§ **INSTRUCTIONS FOR THE TASK**: Each line containing the word "Women" must be reported.

** START RAW DATA **

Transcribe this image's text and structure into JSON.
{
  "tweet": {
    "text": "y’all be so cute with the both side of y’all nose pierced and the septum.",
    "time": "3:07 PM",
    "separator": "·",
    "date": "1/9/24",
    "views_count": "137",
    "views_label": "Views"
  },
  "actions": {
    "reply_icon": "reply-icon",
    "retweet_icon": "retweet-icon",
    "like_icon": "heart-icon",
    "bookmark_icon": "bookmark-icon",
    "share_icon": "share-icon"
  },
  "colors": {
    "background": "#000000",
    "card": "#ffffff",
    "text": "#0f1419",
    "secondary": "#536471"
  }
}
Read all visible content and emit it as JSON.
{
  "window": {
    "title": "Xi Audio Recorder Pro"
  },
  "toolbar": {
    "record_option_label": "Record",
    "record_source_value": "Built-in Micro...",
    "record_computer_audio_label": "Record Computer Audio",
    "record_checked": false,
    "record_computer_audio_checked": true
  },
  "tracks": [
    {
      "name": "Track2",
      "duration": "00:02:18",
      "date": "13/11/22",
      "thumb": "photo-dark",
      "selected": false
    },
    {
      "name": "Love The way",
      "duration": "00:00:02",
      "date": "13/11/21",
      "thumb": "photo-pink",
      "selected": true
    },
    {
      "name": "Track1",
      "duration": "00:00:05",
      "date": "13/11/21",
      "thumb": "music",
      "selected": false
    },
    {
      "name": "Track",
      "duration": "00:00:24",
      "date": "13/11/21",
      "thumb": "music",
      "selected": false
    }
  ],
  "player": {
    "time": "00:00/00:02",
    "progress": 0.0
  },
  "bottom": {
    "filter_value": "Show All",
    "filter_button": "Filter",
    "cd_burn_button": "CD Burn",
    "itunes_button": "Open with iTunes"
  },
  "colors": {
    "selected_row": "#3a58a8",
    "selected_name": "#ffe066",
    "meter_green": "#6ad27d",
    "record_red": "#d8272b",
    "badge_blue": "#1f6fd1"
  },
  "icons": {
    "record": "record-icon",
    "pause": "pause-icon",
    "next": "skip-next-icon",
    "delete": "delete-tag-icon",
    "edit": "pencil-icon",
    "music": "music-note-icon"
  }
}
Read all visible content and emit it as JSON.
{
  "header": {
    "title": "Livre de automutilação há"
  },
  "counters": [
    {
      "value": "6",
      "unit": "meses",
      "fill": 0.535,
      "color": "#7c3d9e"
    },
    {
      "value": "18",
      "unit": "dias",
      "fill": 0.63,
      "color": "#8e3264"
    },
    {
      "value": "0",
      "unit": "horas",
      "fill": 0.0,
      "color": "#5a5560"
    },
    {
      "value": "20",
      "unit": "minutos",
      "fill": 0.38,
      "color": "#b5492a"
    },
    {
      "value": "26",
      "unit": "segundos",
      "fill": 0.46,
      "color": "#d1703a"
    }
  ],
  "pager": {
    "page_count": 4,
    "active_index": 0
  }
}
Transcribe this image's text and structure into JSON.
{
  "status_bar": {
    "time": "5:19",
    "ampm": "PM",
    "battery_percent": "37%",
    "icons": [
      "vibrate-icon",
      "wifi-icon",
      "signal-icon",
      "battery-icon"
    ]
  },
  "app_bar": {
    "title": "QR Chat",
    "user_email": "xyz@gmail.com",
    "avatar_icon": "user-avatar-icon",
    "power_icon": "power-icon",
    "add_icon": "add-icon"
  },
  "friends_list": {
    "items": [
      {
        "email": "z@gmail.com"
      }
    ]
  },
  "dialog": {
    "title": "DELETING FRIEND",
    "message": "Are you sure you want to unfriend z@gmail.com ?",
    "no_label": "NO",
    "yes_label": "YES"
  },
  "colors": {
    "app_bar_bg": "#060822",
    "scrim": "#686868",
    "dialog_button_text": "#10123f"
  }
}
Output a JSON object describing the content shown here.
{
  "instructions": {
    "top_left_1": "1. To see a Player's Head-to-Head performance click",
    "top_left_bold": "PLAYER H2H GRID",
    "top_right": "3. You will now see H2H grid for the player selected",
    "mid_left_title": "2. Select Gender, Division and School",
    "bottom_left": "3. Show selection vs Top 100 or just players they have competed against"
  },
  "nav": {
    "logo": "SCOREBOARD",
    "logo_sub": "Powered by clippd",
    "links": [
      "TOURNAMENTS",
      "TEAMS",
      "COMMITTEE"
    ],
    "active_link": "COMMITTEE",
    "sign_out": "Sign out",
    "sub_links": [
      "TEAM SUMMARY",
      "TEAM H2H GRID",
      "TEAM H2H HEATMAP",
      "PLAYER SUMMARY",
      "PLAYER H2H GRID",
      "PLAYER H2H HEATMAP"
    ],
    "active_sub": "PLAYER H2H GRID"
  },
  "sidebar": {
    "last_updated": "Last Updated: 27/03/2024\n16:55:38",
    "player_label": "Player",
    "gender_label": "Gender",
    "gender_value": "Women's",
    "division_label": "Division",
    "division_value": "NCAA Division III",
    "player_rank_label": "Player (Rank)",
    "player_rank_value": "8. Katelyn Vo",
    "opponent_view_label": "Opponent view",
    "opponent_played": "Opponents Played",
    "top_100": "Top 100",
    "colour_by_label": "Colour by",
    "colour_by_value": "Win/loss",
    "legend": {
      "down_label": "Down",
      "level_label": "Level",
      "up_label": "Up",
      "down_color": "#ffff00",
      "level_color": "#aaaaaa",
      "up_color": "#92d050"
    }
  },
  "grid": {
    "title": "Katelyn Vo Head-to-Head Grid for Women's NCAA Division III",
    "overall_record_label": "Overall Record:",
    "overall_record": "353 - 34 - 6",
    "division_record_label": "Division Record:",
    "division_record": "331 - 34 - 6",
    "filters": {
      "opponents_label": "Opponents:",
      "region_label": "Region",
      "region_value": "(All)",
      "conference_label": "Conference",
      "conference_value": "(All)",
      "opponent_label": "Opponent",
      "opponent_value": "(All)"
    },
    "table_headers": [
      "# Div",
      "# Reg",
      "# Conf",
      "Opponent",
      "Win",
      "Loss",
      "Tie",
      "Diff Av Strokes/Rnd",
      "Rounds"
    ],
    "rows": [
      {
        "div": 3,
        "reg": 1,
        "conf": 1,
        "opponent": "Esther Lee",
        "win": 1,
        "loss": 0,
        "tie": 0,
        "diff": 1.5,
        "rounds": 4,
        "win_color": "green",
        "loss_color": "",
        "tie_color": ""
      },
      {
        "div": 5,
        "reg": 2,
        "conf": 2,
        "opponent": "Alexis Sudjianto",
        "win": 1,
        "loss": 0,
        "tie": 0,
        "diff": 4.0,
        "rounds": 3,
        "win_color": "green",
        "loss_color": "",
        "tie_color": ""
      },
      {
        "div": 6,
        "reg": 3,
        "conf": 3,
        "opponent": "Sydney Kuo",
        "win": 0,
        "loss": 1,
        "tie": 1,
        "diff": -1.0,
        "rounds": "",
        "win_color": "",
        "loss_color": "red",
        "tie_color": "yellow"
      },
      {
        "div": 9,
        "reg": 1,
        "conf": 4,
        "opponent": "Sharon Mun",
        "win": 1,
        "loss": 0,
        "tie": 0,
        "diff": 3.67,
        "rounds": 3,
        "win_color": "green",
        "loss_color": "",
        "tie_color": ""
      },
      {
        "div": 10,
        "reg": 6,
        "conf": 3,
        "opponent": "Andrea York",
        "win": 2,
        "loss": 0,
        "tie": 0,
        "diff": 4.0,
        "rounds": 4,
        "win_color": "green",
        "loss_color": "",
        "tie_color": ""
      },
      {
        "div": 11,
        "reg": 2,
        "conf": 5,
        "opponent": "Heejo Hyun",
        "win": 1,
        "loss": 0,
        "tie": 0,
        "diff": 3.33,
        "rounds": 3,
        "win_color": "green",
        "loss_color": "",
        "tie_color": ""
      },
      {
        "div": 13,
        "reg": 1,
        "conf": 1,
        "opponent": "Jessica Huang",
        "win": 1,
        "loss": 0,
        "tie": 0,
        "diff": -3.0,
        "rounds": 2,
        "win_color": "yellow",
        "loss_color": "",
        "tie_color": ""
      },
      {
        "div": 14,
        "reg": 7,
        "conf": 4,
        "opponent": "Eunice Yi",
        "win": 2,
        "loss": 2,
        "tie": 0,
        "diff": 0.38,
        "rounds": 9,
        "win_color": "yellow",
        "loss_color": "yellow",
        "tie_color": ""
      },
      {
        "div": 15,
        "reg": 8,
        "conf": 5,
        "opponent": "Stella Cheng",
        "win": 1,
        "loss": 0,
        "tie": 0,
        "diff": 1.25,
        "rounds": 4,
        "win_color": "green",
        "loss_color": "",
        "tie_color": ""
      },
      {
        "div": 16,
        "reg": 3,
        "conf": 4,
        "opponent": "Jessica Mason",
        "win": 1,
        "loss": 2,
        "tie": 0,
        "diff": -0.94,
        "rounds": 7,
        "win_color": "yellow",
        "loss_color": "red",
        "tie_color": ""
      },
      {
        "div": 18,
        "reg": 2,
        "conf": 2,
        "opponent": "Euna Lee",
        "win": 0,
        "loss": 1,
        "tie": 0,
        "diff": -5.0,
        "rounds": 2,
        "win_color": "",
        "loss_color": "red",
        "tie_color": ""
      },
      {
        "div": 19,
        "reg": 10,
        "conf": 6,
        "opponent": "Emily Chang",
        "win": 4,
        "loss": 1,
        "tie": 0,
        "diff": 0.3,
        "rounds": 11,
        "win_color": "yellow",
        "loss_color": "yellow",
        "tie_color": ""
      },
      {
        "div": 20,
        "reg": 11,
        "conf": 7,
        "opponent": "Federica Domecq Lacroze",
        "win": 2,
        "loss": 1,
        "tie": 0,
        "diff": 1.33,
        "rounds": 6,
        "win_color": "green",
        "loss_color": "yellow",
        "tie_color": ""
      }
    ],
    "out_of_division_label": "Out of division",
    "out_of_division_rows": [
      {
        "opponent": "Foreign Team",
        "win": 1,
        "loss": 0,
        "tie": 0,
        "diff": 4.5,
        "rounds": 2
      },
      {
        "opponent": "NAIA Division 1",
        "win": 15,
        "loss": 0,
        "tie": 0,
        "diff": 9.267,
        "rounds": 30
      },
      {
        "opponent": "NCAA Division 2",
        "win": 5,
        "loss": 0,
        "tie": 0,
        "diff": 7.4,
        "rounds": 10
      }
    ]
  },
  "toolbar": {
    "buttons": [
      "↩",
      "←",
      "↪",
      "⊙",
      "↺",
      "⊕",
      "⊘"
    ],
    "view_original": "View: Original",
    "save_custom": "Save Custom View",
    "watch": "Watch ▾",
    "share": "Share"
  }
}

** END RAW DATA **

§ **WRITTEN ANSWER**:
    "gender_value": "Women's",
    "title": "Katelyn Vo Head-to-Head Grid for Women's NCAA Division III",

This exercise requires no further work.